# [Records from a dataset]

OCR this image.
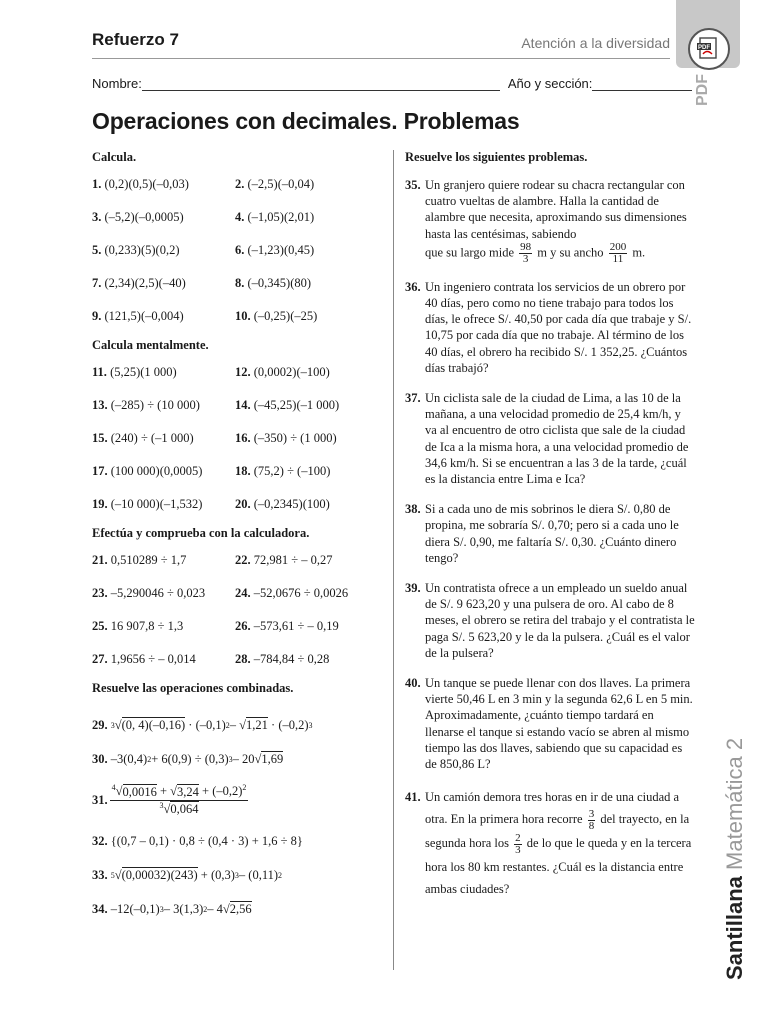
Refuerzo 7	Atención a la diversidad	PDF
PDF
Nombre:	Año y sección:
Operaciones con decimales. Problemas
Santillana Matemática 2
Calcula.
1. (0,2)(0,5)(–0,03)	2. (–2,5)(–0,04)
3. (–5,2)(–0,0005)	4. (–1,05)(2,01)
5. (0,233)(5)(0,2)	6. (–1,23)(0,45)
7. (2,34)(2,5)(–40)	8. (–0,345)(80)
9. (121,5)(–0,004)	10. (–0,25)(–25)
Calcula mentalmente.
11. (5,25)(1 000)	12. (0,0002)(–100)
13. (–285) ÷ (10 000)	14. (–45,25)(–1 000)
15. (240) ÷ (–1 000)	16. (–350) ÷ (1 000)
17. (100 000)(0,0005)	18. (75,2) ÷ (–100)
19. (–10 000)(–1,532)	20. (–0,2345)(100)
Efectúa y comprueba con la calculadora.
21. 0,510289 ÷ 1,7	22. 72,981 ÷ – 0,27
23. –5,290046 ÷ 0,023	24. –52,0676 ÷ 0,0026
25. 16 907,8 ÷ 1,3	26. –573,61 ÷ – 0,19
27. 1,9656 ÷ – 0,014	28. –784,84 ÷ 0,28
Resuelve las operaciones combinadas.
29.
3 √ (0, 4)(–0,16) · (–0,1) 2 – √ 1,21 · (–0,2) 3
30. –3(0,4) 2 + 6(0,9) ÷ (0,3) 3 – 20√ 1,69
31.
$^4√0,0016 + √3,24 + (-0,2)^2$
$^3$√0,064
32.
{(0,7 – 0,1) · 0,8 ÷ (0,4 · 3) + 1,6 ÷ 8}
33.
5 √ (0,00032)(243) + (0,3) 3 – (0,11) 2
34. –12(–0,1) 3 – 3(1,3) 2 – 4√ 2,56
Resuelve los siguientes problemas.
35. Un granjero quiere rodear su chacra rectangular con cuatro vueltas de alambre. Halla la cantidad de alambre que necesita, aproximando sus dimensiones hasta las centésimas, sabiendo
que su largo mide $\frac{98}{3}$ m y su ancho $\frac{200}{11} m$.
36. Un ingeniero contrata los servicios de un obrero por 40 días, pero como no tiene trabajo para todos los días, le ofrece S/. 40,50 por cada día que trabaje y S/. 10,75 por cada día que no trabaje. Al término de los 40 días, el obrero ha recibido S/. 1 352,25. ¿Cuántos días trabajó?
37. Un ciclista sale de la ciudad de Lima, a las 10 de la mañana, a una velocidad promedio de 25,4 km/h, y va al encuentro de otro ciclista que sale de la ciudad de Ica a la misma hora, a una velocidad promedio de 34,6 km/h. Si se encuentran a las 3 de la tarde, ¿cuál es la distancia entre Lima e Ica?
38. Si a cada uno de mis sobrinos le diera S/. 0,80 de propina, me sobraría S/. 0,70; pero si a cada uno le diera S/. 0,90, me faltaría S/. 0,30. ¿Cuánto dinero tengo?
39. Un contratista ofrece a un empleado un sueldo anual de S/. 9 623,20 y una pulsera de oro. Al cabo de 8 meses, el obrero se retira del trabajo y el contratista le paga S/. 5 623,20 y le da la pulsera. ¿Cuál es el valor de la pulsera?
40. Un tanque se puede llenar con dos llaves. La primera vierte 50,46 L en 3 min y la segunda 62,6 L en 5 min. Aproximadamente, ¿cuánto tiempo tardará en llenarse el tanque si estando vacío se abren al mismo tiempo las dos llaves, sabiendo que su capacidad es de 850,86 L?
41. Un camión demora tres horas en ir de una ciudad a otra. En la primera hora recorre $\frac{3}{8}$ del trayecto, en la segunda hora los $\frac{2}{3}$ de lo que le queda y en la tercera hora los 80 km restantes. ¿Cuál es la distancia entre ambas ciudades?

# [Written task]
Among the lines of the data, identify those with the word "Resuelve". Copy each of them.

# [Answer to this problem]
Resuelve las operaciones combinadas.
Resuelve los siguientes problemas.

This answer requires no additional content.